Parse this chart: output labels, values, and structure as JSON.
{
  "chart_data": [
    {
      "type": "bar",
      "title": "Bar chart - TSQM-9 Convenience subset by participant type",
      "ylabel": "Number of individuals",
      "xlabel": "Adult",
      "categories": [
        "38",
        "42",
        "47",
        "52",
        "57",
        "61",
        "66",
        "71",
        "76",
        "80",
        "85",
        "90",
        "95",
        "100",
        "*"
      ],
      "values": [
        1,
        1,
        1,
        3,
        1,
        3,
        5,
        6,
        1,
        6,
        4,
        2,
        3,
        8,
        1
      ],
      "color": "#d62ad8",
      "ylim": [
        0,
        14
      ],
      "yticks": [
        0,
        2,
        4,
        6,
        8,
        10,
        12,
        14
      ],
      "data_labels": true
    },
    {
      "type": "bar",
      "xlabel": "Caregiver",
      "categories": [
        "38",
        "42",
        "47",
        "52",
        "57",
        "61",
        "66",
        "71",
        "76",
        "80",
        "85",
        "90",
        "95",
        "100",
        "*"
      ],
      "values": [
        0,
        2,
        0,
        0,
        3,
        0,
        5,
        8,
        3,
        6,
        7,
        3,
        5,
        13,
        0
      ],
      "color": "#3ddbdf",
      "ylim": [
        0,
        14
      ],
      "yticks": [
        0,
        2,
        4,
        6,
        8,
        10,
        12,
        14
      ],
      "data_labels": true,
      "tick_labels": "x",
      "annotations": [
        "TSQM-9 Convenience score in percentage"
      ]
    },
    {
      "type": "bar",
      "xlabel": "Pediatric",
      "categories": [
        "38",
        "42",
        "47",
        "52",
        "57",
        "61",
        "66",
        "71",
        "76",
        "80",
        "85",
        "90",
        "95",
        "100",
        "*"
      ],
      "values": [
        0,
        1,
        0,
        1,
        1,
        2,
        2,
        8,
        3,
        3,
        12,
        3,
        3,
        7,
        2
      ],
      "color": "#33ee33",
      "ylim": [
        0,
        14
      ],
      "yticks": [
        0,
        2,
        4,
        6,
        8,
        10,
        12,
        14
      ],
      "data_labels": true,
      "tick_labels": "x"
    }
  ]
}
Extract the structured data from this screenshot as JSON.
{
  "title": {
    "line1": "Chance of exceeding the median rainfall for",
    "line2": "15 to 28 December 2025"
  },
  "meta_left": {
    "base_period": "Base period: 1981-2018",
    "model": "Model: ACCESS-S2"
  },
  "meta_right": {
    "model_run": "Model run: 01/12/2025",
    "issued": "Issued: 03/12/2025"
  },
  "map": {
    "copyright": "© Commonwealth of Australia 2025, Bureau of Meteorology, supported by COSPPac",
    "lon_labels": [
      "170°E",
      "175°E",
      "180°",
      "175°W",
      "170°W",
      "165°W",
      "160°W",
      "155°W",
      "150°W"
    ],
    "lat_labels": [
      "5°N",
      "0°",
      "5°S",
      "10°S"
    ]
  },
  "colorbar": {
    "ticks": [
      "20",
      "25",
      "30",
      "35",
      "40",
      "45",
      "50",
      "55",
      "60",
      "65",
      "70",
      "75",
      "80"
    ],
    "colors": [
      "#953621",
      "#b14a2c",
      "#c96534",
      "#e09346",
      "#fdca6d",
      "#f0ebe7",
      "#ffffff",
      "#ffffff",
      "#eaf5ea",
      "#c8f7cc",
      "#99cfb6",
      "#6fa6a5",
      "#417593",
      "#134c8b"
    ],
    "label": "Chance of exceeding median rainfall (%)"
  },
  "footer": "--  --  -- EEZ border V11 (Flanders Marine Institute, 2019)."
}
◆ ◆ ◆ ◆
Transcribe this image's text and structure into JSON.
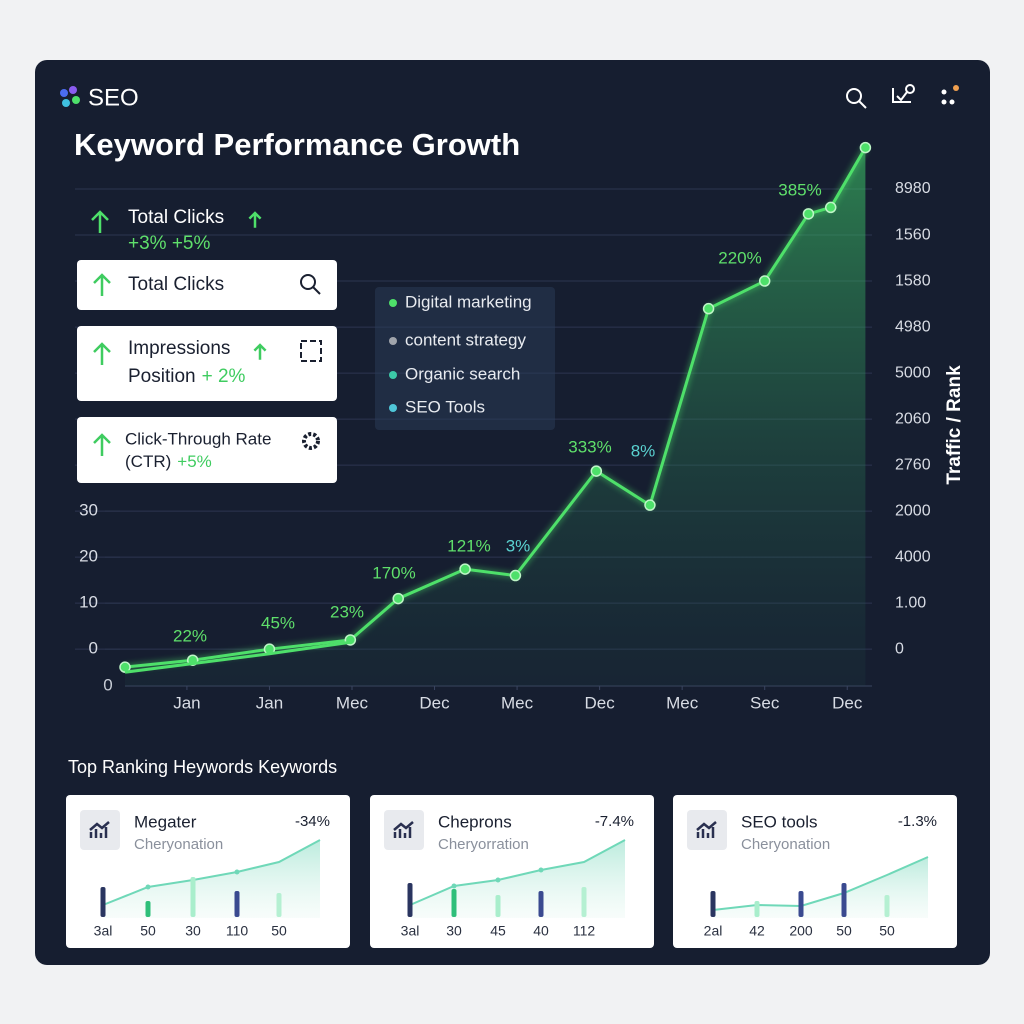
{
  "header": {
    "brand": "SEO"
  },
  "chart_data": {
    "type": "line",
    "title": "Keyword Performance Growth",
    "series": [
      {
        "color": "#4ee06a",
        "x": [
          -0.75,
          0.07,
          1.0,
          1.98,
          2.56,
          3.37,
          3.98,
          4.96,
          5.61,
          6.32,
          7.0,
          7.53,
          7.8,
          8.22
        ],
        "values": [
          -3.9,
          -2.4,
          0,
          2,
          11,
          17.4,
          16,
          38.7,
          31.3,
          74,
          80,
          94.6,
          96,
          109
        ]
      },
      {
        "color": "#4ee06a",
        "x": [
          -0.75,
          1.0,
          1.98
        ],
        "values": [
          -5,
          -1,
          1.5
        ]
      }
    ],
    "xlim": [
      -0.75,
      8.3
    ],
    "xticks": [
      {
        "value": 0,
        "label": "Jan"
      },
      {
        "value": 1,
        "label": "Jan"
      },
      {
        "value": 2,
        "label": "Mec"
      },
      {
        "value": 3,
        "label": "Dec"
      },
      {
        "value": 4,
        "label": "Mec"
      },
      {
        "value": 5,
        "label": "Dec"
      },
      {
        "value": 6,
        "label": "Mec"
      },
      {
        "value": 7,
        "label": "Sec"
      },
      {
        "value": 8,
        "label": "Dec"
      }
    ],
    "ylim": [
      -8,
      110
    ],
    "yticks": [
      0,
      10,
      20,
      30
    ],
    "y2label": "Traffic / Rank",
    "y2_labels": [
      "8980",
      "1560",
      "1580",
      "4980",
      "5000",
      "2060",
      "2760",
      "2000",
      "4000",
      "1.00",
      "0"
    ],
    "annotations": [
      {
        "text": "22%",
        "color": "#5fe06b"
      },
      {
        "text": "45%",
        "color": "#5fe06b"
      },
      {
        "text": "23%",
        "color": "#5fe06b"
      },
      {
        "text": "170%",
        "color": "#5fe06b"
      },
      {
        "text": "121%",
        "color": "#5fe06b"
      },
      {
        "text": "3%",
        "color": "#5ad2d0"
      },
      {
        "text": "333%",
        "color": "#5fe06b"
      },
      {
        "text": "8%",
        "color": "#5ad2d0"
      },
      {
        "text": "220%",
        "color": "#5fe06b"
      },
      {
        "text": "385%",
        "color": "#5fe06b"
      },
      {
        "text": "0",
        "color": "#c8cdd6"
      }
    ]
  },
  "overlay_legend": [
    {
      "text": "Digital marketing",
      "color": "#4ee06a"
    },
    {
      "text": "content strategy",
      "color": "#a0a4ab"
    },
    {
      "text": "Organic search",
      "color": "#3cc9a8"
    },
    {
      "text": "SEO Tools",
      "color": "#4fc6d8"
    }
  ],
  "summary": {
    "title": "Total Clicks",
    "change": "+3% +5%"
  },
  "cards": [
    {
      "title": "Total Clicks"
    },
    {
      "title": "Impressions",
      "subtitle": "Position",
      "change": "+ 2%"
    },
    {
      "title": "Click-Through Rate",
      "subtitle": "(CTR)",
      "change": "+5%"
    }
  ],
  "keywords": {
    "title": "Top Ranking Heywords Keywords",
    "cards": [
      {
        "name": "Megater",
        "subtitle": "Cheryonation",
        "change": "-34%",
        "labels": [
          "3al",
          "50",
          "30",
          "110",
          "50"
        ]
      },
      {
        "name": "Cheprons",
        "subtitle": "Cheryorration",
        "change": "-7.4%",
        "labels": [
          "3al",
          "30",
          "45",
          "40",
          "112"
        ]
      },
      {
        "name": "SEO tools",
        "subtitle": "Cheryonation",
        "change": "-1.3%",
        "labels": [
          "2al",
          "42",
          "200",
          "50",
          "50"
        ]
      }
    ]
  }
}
◆ ◆ ◆ ◆
Copy out all lines that carry the word "xlabel".

      "xlabel": "Adult",
      "xlabel": "Caregiver",
      "xlabel": "Pediatric",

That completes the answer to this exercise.